▶ TASK PROMPT: Read through the records below and copy each line that uses the word "JSON".

▶ Structured figure records:
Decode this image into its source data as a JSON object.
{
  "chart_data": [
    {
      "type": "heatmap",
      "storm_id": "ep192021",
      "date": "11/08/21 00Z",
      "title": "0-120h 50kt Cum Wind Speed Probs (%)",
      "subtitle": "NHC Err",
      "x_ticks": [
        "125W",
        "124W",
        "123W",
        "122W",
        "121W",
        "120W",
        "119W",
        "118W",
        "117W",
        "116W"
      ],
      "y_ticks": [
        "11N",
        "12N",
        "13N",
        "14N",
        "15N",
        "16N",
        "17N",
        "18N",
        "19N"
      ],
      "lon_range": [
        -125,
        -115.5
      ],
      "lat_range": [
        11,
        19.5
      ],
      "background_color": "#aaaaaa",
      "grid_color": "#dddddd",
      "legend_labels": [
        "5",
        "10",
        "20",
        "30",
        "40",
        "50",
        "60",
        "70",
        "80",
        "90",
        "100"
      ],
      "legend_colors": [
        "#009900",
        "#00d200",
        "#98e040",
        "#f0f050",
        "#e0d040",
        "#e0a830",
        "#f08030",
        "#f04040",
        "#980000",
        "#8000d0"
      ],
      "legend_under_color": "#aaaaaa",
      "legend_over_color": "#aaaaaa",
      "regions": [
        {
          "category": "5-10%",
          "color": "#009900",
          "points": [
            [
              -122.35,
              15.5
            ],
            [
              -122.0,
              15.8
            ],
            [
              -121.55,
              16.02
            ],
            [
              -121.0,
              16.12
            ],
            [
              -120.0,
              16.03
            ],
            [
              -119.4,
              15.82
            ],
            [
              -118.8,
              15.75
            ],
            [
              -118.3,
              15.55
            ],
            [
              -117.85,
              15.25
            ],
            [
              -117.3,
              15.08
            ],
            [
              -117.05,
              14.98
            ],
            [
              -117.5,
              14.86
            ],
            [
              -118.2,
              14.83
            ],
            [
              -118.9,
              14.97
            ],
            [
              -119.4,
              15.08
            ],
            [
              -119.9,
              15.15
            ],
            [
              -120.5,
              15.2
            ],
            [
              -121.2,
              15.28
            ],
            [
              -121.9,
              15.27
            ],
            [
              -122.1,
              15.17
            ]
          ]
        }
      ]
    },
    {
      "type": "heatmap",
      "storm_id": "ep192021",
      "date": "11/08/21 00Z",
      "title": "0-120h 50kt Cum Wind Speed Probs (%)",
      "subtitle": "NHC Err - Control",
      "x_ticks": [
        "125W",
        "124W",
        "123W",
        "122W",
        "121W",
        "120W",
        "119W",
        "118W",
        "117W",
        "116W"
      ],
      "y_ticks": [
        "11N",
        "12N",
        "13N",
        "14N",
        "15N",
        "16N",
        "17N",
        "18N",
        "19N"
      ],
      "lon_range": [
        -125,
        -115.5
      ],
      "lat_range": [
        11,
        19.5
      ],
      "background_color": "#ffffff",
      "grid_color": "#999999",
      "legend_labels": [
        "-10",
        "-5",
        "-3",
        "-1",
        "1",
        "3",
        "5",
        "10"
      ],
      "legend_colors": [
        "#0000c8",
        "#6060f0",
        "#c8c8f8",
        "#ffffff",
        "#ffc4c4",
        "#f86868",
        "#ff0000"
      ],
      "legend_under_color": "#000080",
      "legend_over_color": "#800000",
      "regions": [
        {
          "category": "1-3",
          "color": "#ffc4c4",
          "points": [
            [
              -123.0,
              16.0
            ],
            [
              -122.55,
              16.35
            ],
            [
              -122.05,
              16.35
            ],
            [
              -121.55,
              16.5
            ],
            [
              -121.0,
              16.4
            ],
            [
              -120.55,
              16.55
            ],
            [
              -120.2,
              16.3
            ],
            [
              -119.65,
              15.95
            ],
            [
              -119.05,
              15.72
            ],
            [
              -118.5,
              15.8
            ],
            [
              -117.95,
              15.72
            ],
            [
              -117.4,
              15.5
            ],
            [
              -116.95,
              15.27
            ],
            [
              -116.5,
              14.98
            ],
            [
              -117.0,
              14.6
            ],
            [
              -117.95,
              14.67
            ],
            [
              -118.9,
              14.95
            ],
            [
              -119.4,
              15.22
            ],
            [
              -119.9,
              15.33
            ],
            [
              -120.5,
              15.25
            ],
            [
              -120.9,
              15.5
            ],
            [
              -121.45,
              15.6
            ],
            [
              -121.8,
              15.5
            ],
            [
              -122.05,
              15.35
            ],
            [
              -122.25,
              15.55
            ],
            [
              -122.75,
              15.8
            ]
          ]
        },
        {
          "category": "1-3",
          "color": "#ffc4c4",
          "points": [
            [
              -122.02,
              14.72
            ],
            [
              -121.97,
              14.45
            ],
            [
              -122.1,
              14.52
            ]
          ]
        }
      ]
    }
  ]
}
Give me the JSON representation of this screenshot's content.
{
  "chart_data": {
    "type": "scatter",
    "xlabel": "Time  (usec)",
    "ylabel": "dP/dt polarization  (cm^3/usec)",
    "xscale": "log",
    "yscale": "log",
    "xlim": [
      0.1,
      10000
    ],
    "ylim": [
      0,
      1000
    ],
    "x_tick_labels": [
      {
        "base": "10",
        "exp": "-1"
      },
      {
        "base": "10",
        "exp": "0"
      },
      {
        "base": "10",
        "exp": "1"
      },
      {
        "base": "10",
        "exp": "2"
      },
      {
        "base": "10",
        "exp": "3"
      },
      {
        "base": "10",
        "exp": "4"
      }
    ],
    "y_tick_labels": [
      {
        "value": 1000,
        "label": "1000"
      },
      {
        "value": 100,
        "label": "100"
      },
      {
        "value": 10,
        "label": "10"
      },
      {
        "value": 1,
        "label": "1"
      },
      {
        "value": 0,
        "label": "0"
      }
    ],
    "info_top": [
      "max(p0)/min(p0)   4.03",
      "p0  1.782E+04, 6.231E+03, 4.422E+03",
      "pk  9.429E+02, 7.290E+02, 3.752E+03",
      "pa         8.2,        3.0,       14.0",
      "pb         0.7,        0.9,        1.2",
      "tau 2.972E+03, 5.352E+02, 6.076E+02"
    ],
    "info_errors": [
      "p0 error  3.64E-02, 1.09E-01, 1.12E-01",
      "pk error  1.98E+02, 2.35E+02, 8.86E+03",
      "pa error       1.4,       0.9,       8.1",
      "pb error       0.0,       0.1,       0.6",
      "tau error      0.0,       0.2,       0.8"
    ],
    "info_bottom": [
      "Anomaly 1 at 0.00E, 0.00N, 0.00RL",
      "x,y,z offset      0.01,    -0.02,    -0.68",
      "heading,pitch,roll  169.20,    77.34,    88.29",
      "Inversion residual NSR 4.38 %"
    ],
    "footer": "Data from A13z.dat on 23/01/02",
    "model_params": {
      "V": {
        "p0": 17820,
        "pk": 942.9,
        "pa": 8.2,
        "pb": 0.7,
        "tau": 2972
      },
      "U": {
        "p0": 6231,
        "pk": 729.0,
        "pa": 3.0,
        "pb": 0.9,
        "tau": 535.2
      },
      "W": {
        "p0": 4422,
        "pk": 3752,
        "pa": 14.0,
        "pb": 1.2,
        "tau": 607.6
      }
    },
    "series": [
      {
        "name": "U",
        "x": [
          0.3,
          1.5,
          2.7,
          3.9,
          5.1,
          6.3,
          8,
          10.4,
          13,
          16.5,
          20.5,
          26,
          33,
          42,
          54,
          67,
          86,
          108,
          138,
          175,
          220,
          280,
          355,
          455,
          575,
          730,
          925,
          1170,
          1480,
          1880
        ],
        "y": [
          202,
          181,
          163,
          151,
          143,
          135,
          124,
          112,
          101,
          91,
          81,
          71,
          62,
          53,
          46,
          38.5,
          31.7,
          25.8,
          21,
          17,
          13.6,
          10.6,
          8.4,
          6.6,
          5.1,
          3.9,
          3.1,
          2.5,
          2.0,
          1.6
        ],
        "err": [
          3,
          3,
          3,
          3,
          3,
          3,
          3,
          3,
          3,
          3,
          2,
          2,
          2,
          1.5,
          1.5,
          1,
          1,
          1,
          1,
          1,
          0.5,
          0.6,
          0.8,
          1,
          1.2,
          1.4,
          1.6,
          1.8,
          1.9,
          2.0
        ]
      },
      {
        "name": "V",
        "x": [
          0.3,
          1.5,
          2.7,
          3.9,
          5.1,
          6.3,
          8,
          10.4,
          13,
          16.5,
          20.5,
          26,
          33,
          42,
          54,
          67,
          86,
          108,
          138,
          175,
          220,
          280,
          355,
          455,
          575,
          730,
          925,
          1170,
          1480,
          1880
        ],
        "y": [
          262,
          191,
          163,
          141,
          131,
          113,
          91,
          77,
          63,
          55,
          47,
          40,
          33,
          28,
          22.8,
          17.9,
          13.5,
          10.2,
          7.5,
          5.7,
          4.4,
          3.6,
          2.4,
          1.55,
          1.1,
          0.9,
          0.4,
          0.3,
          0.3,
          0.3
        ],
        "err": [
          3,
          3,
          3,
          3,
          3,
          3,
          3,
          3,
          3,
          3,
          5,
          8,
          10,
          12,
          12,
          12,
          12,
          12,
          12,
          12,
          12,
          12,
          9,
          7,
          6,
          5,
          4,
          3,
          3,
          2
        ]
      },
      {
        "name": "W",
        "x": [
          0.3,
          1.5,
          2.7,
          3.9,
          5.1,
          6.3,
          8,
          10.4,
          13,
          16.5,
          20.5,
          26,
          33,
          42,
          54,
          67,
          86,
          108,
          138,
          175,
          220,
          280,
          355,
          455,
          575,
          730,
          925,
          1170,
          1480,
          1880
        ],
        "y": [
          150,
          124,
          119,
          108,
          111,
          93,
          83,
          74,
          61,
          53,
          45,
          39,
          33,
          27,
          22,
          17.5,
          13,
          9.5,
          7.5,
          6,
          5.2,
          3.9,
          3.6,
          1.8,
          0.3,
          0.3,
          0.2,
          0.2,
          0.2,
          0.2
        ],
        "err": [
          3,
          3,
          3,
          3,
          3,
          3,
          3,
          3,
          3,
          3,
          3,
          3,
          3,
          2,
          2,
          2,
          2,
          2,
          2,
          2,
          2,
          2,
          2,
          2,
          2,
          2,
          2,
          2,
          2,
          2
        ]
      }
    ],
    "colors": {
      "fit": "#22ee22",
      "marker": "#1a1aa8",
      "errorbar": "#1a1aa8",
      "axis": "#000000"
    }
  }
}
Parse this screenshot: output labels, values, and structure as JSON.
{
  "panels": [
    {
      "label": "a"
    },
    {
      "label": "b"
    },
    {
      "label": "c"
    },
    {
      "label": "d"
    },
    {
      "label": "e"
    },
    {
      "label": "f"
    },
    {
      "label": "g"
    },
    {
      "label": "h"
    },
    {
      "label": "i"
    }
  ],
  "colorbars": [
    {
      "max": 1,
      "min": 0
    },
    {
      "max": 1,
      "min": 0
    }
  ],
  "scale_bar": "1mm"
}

▶ RESPONSE BELOW:
Decode this image into its source data as a JSON object.
Give me the JSON representation of this screenshot's content.
Parse this screenshot: output labels, values, and structure as JSON.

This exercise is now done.